## begin Data section

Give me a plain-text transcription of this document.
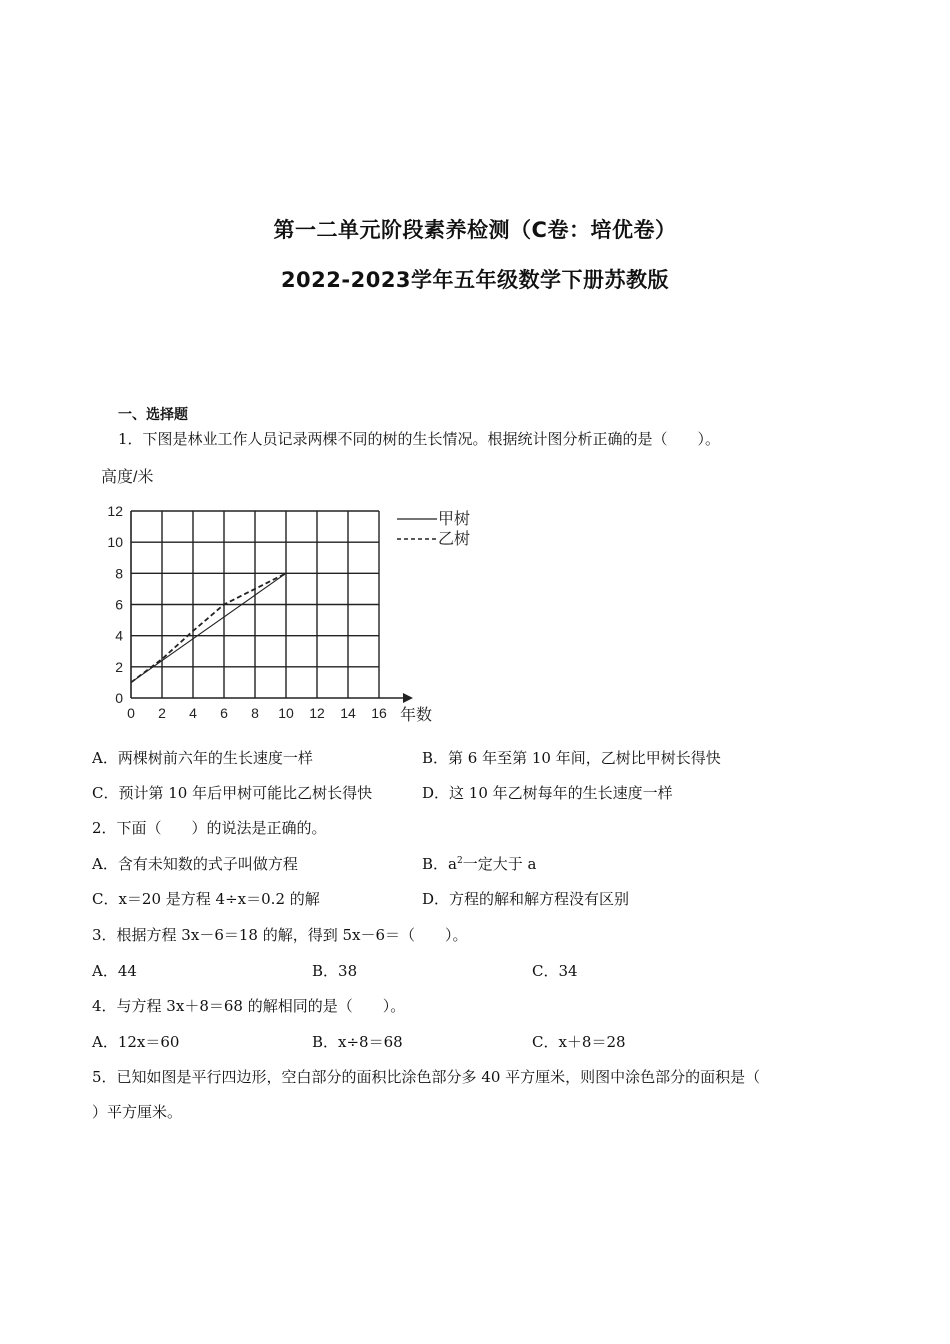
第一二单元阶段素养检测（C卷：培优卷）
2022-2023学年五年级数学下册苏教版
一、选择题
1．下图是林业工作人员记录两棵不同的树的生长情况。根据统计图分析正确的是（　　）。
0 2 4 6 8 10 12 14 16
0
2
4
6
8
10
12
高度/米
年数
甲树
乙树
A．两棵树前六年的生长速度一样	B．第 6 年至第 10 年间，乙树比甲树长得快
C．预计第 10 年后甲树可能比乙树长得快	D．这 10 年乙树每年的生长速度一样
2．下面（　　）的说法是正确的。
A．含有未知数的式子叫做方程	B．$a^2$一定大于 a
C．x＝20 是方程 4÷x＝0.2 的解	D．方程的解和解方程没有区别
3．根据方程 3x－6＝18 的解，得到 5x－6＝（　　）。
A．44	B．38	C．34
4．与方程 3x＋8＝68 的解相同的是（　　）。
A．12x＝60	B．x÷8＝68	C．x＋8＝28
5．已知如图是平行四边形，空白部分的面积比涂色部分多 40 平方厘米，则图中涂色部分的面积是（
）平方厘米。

## end Data section

_Work required_:
Take the records above and transcribe them exactly, dropping every picture.

_Reply_:
Give me a plain-text transcription of this document.
第一二单元阶段素养检测（C卷：培优卷）
2022-2023学年五年级数学下册苏教版
一、选择题
1．下图是林业工作人员记录两棵不同的树的生长情况。根据统计图分析正确的是（　　）。
0 2 4 6 8 10 12 14 16
0
2
4
6
8
10
12
高度/米
年数
甲树
乙树
A．两棵树前六年的生长速度一样	B．第 6 年至第 10 年间，乙树比甲树长得快
C．预计第 10 年后甲树可能比乙树长得快	D．这 10 年乙树每年的生长速度一样
2．下面（　　）的说法是正确的。
A．含有未知数的式子叫做方程	B．$a^2$一定大于 a
C．x＝20 是方程 4÷x＝0.2 的解	D．方程的解和解方程没有区别
3．根据方程 3x－6＝18 的解，得到 5x－6＝（　　）。
A．44	B．38	C．34
4．与方程 3x＋8＝68 的解相同的是（　　）。
A．12x＝60	B．x÷8＝68	C．x＋8＝28
5．已知如图是平行四边形，空白部分的面积比涂色部分多 40 平方厘米，则图中涂色部分的面积是（
）平方厘米。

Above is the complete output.